▶ What this task involves
What lines below include the string "label"? Pick them out and copy them.

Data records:
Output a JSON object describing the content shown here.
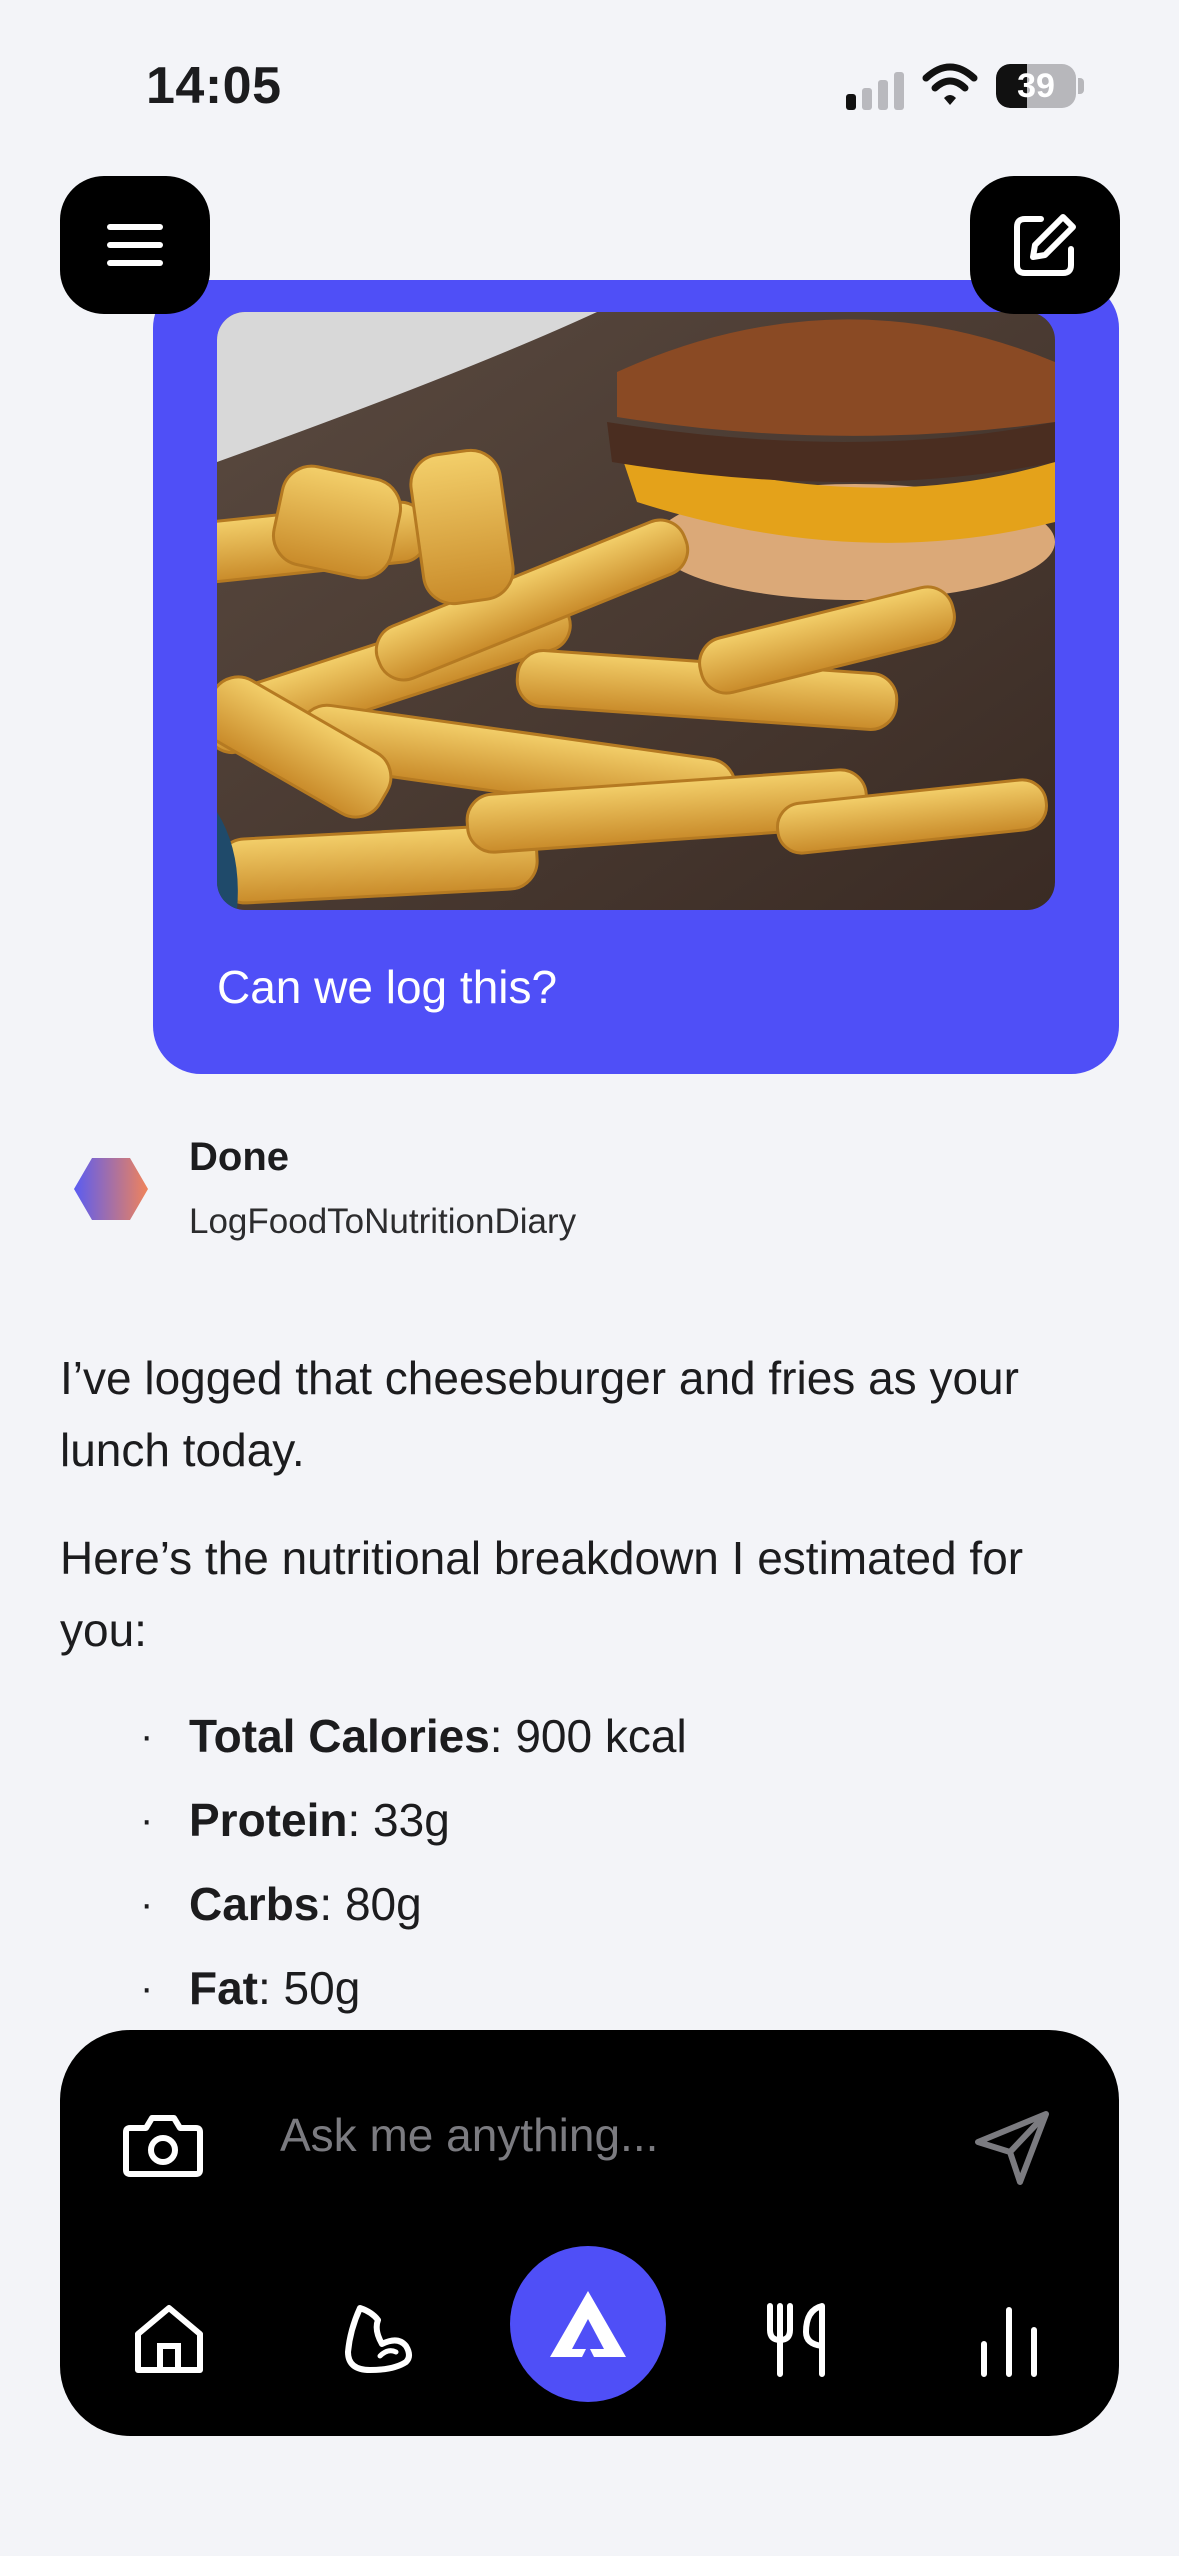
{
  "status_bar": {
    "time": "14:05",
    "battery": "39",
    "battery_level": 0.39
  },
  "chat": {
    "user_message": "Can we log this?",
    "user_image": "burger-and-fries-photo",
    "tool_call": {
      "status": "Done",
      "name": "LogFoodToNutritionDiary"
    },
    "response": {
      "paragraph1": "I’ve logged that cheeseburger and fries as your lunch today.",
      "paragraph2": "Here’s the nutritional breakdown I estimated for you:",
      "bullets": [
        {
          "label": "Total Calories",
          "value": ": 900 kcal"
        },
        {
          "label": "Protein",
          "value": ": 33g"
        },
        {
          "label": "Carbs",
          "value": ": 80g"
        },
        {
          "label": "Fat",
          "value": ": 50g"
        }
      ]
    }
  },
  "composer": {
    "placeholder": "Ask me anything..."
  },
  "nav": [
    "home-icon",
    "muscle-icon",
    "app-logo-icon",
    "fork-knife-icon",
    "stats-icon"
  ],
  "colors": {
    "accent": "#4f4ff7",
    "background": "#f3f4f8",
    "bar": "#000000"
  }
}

▶ Task response
          "label": "Total Calories",
          "label": "Protein",
          "label": "Carbs",
          "label": "Fat",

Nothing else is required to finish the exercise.